Job →
Restate the full listing word for word and leave the pictures out.

++++++++++

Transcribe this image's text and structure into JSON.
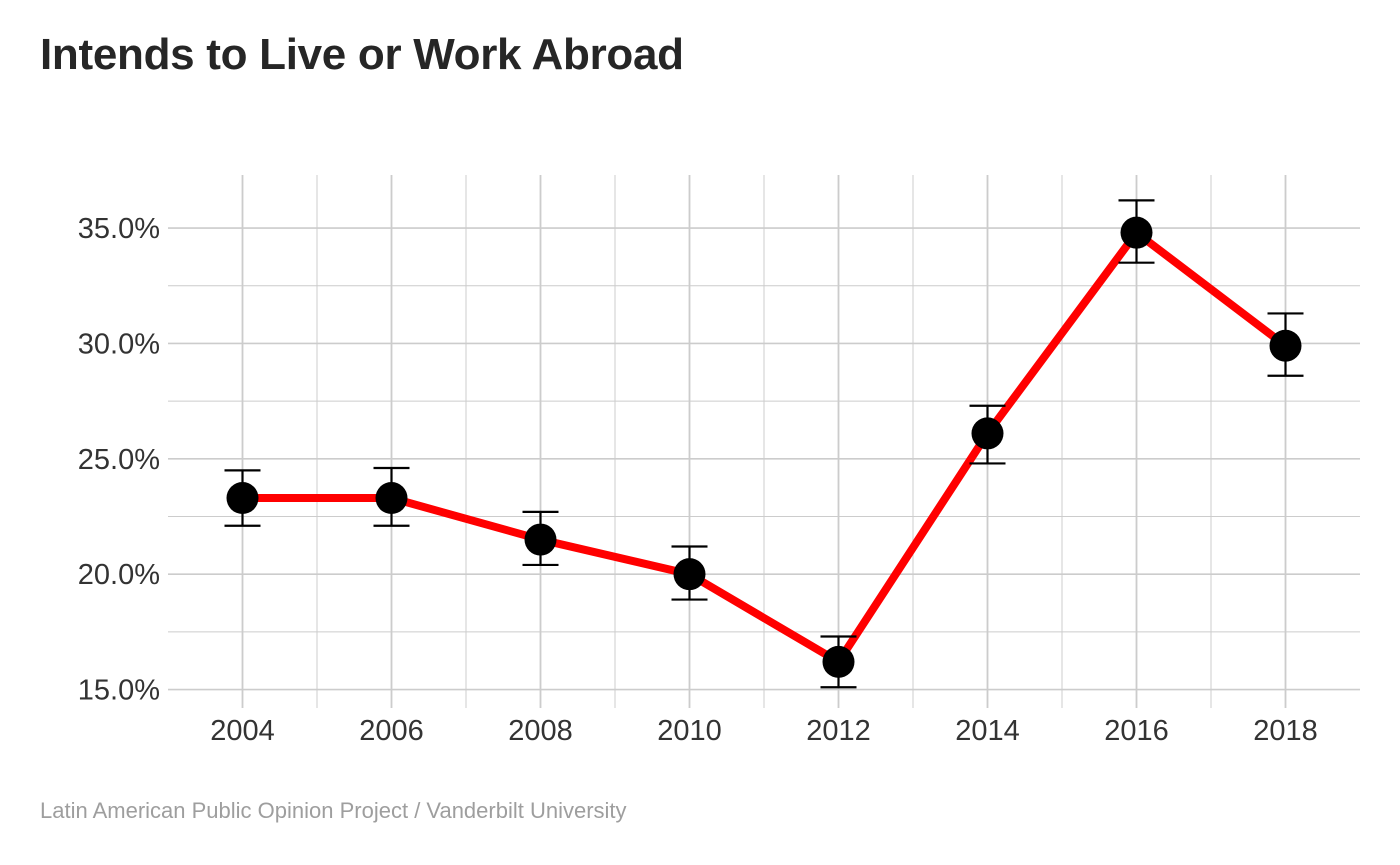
{
  "chart_data": {
    "type": "line",
    "title": "Intends to Live or Work Abroad",
    "caption": "Latin American Public Opinion Project / Vanderbilt University",
    "xlabel": "",
    "ylabel": "",
    "x": [
      2004,
      2006,
      2008,
      2010,
      2012,
      2014,
      2016,
      2018
    ],
    "series": [
      {
        "values": [
          23.3,
          23.3,
          21.5,
          20.0,
          16.2,
          26.1,
          34.8,
          29.9
        ],
        "error_low": [
          22.1,
          22.1,
          20.4,
          18.9,
          15.1,
          24.8,
          33.5,
          28.6
        ],
        "error_high": [
          24.5,
          24.6,
          22.7,
          21.2,
          17.3,
          27.3,
          36.2,
          31.3
        ]
      }
    ],
    "x_ticks": [
      "2004",
      "2006",
      "2008",
      "2010",
      "2012",
      "2014",
      "2016",
      "2018"
    ],
    "y_ticks": [
      15,
      20,
      25,
      30,
      35
    ],
    "y_tick_labels": [
      "15.0%",
      "20.0%",
      "25.0%",
      "30.0%",
      "35.0%"
    ],
    "xlim": [
      2003.0,
      2019.0
    ],
    "ylim": [
      14.2,
      37.3
    ],
    "grid": true,
    "colors": {
      "line": "#ff0000",
      "marker": "#000000",
      "error_bar": "#000000",
      "grid": "#cccccc"
    }
  }
}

++++++++++

The reply →
Transcribe this image's text and structure into JSON.
{
  "chart_data": {
    "type": "line",
    "title": "Intends to Live or Work Abroad",
    "caption": "Latin American Public Opinion Project / Vanderbilt University",
    "xlabel": "",
    "ylabel": "",
    "x": [
      2004,
      2006,
      2008,
      2010,
      2012,
      2014,
      2016,
      2018
    ],
    "series": [
      {
        "values": [
          23.3,
          23.3,
          21.5,
          20.0,
          16.2,
          26.1,
          34.8,
          29.9
        ],
        "error_low": [
          22.1,
          22.1,
          20.4,
          18.9,
          15.1,
          24.8,
          33.5,
          28.6
        ],
        "error_high": [
          24.5,
          24.6,
          22.7,
          21.2,
          17.3,
          27.3,
          36.2,
          31.3
        ]
      }
    ],
    "x_ticks": [
      "2004",
      "2006",
      "2008",
      "2010",
      "2012",
      "2014",
      "2016",
      "2018"
    ],
    "y_ticks": [
      15,
      20,
      25,
      30,
      35
    ],
    "y_tick_labels": [
      "15.0%",
      "20.0%",
      "25.0%",
      "30.0%",
      "35.0%"
    ],
    "xlim": [
      2003.0,
      2019.0
    ],
    "ylim": [
      14.2,
      37.3
    ],
    "grid": true,
    "colors": {
      "line": "#ff0000",
      "marker": "#000000",
      "error_bar": "#000000",
      "grid": "#cccccc"
    }
  }
}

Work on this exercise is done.